* Written problem:
The entries below are to be written out again without alteration.
:: Data extract
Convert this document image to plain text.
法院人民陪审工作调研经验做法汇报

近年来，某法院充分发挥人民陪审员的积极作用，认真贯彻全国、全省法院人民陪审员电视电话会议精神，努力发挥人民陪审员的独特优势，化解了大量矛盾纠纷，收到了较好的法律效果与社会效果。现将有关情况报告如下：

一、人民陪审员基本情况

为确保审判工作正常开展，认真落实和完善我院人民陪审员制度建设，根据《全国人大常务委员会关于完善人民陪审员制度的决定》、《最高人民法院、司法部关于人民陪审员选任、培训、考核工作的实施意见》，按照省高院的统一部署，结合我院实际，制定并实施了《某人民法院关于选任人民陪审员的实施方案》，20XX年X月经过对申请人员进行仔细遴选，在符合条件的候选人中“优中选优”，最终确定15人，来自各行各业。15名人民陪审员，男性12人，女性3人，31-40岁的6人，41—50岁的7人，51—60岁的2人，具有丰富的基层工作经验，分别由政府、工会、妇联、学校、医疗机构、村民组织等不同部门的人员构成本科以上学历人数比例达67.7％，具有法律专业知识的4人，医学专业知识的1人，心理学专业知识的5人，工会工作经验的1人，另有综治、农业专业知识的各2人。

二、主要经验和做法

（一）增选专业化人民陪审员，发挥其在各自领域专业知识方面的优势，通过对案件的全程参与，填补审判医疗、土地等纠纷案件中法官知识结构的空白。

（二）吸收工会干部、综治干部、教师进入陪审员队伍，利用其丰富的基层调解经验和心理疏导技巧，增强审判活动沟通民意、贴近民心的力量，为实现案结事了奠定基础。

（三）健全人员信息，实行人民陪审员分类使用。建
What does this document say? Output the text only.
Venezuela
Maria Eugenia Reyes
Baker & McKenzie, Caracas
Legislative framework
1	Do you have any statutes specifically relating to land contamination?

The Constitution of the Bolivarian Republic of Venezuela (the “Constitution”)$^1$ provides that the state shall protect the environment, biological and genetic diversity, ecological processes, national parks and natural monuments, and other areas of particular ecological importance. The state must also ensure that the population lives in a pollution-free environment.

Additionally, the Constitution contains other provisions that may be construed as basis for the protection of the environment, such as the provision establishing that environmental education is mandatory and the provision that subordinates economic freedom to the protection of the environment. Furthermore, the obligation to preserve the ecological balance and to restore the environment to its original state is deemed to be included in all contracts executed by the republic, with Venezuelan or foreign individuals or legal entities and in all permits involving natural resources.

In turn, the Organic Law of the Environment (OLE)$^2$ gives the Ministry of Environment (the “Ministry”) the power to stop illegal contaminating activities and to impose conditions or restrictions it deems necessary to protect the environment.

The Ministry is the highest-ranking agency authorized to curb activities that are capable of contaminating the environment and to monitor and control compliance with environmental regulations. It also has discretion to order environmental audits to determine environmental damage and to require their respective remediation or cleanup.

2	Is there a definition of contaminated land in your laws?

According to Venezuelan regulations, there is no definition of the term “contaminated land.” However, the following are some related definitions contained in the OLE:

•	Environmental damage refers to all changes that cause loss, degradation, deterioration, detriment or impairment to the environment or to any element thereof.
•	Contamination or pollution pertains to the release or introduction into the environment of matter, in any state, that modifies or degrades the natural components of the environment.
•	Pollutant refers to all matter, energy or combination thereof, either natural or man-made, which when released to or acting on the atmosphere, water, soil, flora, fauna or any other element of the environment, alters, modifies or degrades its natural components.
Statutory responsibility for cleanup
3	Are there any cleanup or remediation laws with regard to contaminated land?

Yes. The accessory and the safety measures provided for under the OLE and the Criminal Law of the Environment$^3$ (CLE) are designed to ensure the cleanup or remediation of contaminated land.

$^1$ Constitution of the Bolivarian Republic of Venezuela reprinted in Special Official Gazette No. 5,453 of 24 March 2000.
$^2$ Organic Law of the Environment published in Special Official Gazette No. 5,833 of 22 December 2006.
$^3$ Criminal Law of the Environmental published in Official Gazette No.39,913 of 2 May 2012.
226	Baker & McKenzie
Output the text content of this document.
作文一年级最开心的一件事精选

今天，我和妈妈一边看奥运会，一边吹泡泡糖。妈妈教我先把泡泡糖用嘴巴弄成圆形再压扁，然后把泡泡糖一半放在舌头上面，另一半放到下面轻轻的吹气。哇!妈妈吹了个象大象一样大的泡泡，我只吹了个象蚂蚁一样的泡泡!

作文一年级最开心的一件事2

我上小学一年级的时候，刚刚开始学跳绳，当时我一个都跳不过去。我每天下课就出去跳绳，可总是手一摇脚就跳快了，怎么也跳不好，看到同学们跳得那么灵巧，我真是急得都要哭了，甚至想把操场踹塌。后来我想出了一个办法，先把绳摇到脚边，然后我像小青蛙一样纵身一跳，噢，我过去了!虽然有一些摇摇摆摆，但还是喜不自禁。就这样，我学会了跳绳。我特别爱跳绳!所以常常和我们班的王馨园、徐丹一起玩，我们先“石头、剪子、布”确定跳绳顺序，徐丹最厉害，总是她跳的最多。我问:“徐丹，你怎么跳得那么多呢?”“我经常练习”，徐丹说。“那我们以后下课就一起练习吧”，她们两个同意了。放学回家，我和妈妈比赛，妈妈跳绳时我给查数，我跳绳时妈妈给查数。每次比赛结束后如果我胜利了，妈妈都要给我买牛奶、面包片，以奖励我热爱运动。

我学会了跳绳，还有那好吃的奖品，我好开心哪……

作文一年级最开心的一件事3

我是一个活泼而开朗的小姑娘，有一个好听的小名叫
::::
* Solution to this task:
Convert this document image to plain text.
法院人民陪审工作调研经验做法汇报

近年来，某法院充分发挥人民陪审员的积极作用，认真贯彻全国、全省法院人民陪审员电视电话会议精神，努力发挥人民陪审员的独特优势，化解了大量矛盾纠纷，收到了较好的法律效果与社会效果。现将有关情况报告如下：

一、人民陪审员基本情况

为确保审判工作正常开展，认真落实和完善我院人民陪审员制度建设，根据《全国人大常务委员会关于完善人民陪审员制度的决定》、《最高人民法院、司法部关于人民陪审员选任、培训、考核工作的实施意见》，按照省高院的统一部署，结合我院实际，制定并实施了《某人民法院关于选任人民陪审员的实施方案》，20XX年X月经过对申请人员进行仔细遴选，在符合条件的候选人中“优中选优”，最终确定15人，来自各行各业。15名人民陪审员，男性12人，女性3人，31-40岁的6人，41—50岁的7人，51—60岁的2人，具有丰富的基层工作经验，分别由政府、工会、妇联、学校、医疗机构、村民组织等不同部门的人员构成本科以上学历人数比例达67.7％，具有法律专业知识的4人，医学专业知识的1人，心理学专业知识的5人，工会工作经验的1人，另有综治、农业专业知识的各2人。

二、主要经验和做法

（一）增选专业化人民陪审员，发挥其在各自领域专业知识方面的优势，通过对案件的全程参与，填补审判医疗、土地等纠纷案件中法官知识结构的空白。

（二）吸收工会干部、综治干部、教师进入陪审员队伍，利用其丰富的基层调解经验和心理疏导技巧，增强审判活动沟通民意、贴近民心的力量，为实现案结事了奠定基础。

（三）健全人员信息，实行人民陪审员分类使用。建
What does this document say? Output the text only.
Venezuela
Maria Eugenia Reyes
Baker & McKenzie, Caracas
Legislative framework
1	Do you have any statutes specifically relating to land contamination?

The Constitution of the Bolivarian Republic of Venezuela (the “Constitution”)$^1$ provides that the state shall protect the environment, biological and genetic diversity, ecological processes, national parks and natural monuments, and other areas of particular ecological importance. The state must also ensure that the population lives in a pollution-free environment.

Additionally, the Constitution contains other provisions that may be construed as basis for the protection of the environment, such as the provision establishing that environmental education is mandatory and the provision that subordinates economic freedom to the protection of the environment. Furthermore, the obligation to preserve the ecological balance and to restore the environment to its original state is deemed to be included in all contracts executed by the republic, with Venezuelan or foreign individuals or legal entities and in all permits involving natural resources.

In turn, the Organic Law of the Environment (OLE)$^2$ gives the Ministry of Environment (the “Ministry”) the power to stop illegal contaminating activities and to impose conditions or restrictions it deems necessary to protect the environment.

The Ministry is the highest-ranking agency authorized to curb activities that are capable of contaminating the environment and to monitor and control compliance with environmental regulations. It also has discretion to order environmental audits to determine environmental damage and to require their respective remediation or cleanup.

2	Is there a definition of contaminated land in your laws?

According to Venezuelan regulations, there is no definition of the term “contaminated land.” However, the following are some related definitions contained in the OLE:

•	Environmental damage refers to all changes that cause loss, degradation, deterioration, detriment or impairment to the environment or to any element thereof.
•	Contamination or pollution pertains to the release or introduction into the environment of matter, in any state, that modifies or degrades the natural components of the environment.
•	Pollutant refers to all matter, energy or combination thereof, either natural or man-made, which when released to or acting on the atmosphere, water, soil, flora, fauna or any other element of the environment, alters, modifies or degrades its natural components.
Statutory responsibility for cleanup
3	Are there any cleanup or remediation laws with regard to contaminated land?

Yes. The accessory and the safety measures provided for under the OLE and the Criminal Law of the Environment$^3$ (CLE) are designed to ensure the cleanup or remediation of contaminated land.

$^1$ Constitution of the Bolivarian Republic of Venezuela reprinted in Special Official Gazette No. 5,453 of 24 March 2000.
$^2$ Organic Law of the Environment published in Special Official Gazette No. 5,833 of 22 December 2006.
$^3$ Criminal Law of the Environmental published in Official Gazette No.39,913 of 2 May 2012.
226	Baker & McKenzie
Output the text content of this document.
作文一年级最开心的一件事精选

今天，我和妈妈一边看奥运会，一边吹泡泡糖。妈妈教我先把泡泡糖用嘴巴弄成圆形再压扁，然后把泡泡糖一半放在舌头上面，另一半放到下面轻轻的吹气。哇!妈妈吹了个象大象一样大的泡泡，我只吹了个象蚂蚁一样的泡泡!

作文一年级最开心的一件事2

我上小学一年级的时候，刚刚开始学跳绳，当时我一个都跳不过去。我每天下课就出去跳绳，可总是手一摇脚就跳快了，怎么也跳不好，看到同学们跳得那么灵巧，我真是急得都要哭了，甚至想把操场踹塌。后来我想出了一个办法，先把绳摇到脚边，然后我像小青蛙一样纵身一跳，噢，我过去了!虽然有一些摇摇摆摆，但还是喜不自禁。就这样，我学会了跳绳。我特别爱跳绳!所以常常和我们班的王馨园、徐丹一起玩，我们先“石头、剪子、布”确定跳绳顺序，徐丹最厉害，总是她跳的最多。我问:“徐丹，你怎么跳得那么多呢?”“我经常练习”，徐丹说。“那我们以后下课就一起练习吧”，她们两个同意了。放学回家，我和妈妈比赛，妈妈跳绳时我给查数，我跳绳时妈妈给查数。每次比赛结束后如果我胜利了，妈妈都要给我买牛奶、面包片，以奖励我热爱运动。

我学会了跳绳，还有那好吃的奖品，我好开心哪……

作文一年级最开心的一件事3

我是一个活泼而开朗的小姑娘，有一个好听的小名叫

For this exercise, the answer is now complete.